------ Data in this exercise

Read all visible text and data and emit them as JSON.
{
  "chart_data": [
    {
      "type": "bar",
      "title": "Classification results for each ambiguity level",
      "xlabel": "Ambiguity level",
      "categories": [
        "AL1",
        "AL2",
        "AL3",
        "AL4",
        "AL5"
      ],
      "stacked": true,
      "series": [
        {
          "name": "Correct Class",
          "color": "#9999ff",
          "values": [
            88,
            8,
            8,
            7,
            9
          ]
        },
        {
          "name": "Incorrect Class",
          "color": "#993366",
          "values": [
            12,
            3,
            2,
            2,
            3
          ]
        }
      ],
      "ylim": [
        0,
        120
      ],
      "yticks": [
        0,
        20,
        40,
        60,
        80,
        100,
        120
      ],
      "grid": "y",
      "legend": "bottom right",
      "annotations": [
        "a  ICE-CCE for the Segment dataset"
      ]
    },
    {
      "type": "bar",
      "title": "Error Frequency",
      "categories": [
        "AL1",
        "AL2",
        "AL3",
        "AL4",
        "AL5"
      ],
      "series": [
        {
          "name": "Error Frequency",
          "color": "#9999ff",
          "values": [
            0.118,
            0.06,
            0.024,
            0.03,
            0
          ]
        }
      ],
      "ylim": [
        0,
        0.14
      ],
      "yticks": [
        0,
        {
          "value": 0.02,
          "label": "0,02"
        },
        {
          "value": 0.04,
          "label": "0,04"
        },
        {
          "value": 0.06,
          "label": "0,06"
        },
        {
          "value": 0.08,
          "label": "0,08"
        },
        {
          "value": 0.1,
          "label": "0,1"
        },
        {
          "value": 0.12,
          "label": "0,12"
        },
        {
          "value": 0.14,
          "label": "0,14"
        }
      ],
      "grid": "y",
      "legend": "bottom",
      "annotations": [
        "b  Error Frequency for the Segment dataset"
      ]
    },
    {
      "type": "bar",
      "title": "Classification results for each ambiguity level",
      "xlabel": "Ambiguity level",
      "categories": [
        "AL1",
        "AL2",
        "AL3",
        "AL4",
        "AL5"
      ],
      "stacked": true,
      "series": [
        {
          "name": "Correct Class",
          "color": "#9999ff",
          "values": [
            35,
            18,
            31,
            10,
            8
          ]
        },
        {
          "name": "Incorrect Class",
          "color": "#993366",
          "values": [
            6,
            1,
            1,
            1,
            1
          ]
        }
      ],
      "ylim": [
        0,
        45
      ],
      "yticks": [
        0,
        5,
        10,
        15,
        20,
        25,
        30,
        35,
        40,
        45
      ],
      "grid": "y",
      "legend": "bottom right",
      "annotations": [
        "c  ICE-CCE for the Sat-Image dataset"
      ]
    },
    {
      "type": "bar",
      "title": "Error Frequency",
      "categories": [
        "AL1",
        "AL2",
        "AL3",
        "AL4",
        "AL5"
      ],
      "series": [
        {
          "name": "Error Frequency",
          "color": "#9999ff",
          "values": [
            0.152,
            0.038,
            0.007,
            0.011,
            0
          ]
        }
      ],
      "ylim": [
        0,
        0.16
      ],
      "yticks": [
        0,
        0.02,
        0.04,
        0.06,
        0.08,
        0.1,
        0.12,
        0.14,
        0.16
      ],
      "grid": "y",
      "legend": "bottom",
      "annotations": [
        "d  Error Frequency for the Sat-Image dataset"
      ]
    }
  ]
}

------------

Stated problem: Reproduce every record, matching each line exactly.

Exercise solution:
Read all visible text and data and emit them as JSON.
{
  "chart_data": [
    {
      "type": "bar",
      "title": "Classification results for each ambiguity level",
      "xlabel": "Ambiguity level",
      "categories": [
        "AL1",
        "AL2",
        "AL3",
        "AL4",
        "AL5"
      ],
      "stacked": true,
      "series": [
        {
          "name": "Correct Class",
          "color": "#9999ff",
          "values": [
            88,
            8,
            8,
            7,
            9
          ]
        },
        {
          "name": "Incorrect Class",
          "color": "#993366",
          "values": [
            12,
            3,
            2,
            2,
            3
          ]
        }
      ],
      "ylim": [
        0,
        120
      ],
      "yticks": [
        0,
        20,
        40,
        60,
        80,
        100,
        120
      ],
      "grid": "y",
      "legend": "bottom right",
      "annotations": [
        "a  ICE-CCE for the Segment dataset"
      ]
    },
    {
      "type": "bar",
      "title": "Error Frequency",
      "categories": [
        "AL1",
        "AL2",
        "AL3",
        "AL4",
        "AL5"
      ],
      "series": [
        {
          "name": "Error Frequency",
          "color": "#9999ff",
          "values": [
            0.118,
            0.06,
            0.024,
            0.03,
            0
          ]
        }
      ],
      "ylim": [
        0,
        0.14
      ],
      "yticks": [
        0,
        {
          "value": 0.02,
          "label": "0,02"
        },
        {
          "value": 0.04,
          "label": "0,04"
        },
        {
          "value": 0.06,
          "label": "0,06"
        },
        {
          "value": 0.08,
          "label": "0,08"
        },
        {
          "value": 0.1,
          "label": "0,1"
        },
        {
          "value": 0.12,
          "label": "0,12"
        },
        {
          "value": 0.14,
          "label": "0,14"
        }
      ],
      "grid": "y",
      "legend": "bottom",
      "annotations": [
        "b  Error Frequency for the Segment dataset"
      ]
    },
    {
      "type": "bar",
      "title": "Classification results for each ambiguity level",
      "xlabel": "Ambiguity level",
      "categories": [
        "AL1",
        "AL2",
        "AL3",
        "AL4",
        "AL5"
      ],
      "stacked": true,
      "series": [
        {
          "name": "Correct Class",
          "color": "#9999ff",
          "values": [
            35,
            18,
            31,
            10,
            8
          ]
        },
        {
          "name": "Incorrect Class",
          "color": "#993366",
          "values": [
            6,
            1,
            1,
            1,
            1
          ]
        }
      ],
      "ylim": [
        0,
        45
      ],
      "yticks": [
        0,
        5,
        10,
        15,
        20,
        25,
        30,
        35,
        40,
        45
      ],
      "grid": "y",
      "legend": "bottom right",
      "annotations": [
        "c  ICE-CCE for the Sat-Image dataset"
      ]
    },
    {
      "type": "bar",
      "title": "Error Frequency",
      "categories": [
        "AL1",
        "AL2",
        "AL3",
        "AL4",
        "AL5"
      ],
      "series": [
        {
          "name": "Error Frequency",
          "color": "#9999ff",
          "values": [
            0.152,
            0.038,
            0.007,
            0.011,
            0
          ]
        }
      ],
      "ylim": [
        0,
        0.16
      ],
      "yticks": [
        0,
        0.02,
        0.04,
        0.06,
        0.08,
        0.1,
        0.12,
        0.14,
        0.16
      ],
      "grid": "y",
      "legend": "bottom",
      "annotations": [
        "d  Error Frequency for the Sat-Image dataset"
      ]
    }
  ]
}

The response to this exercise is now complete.